- [YOUR INSTRUCTIONS] Would you pull out every line of the material that contains the string "user"?

- [INPUT ROWS]
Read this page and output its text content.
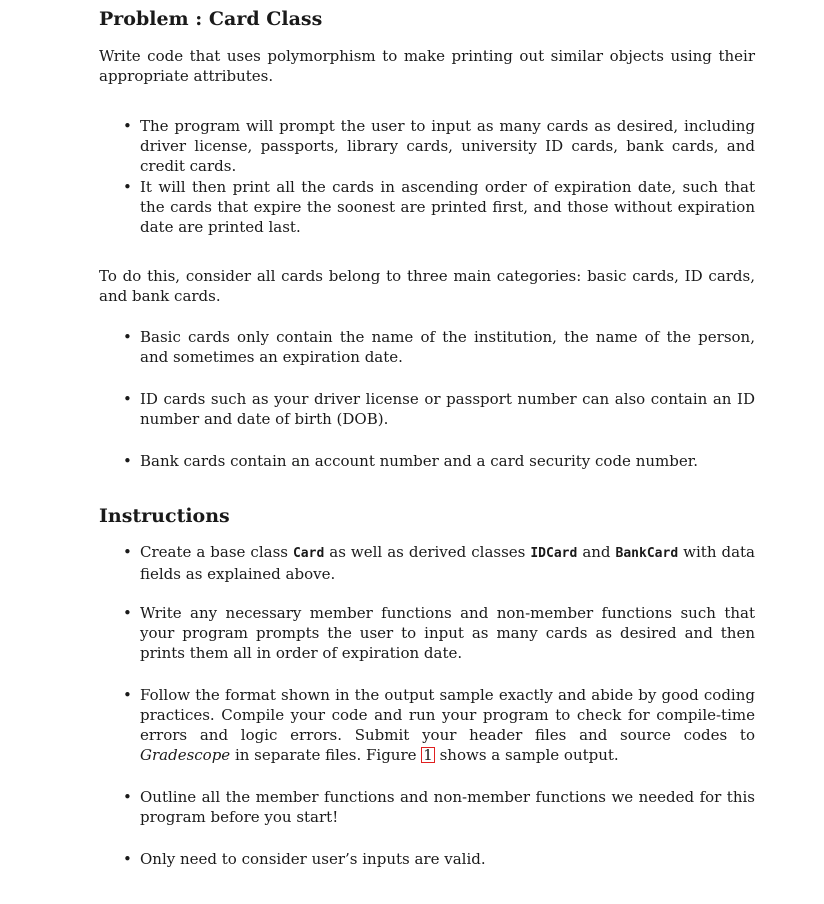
Problem : Card Class

Write code that uses polymorphism to make printing out similar objects using their appropriate attributes.

• The program will prompt the user to input as many cards as desired, including driver license, passports, library cards, university ID cards, bank cards, and credit cards.
• It will then print all the cards in ascending order of expiration date, such that the cards that expire the soonest are printed first, and those without expiration date are printed last.

To do this, consider all cards belong to three main categories: basic cards, ID cards, and bank cards.

• Basic cards only contain the name of the institution, the name of the person, and sometimes an expiration date.
• ID cards such as your driver license or passport number can also contain an ID number and date of birth (DOB).
• Bank cards contain an account number and a card security code number.
Instructions
• Create a base class Card as well as derived classes IDCard and BankCard with data fields as explained above.
• Write any necessary member functions and non-member functions such that your program prompts the user to input as many cards as desired and then prints them all in order of expiration date.
• Follow the format shown in the output sample exactly and abide by good coding practices. Compile your code and run your program to check for compile-time errors and logic errors. Submit your header files and source codes to Gradescope in separate files. Figure 1 shows a sample output.
• Outline all the member functions and non-member functions we needed for this program before you start!
• Only need to consider user’s inputs are valid.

- [WRITTEN ANSWER]
• The program will prompt the user to input as many cards as desired, including driver license, passports, library cards, university ID cards, bank cards, and credit cards.
• Write any necessary member functions and non-member functions such that your program prompts the user to input as many cards as desired and then prints them all in order of expiration date.
• Only need to consider user’s inputs are valid.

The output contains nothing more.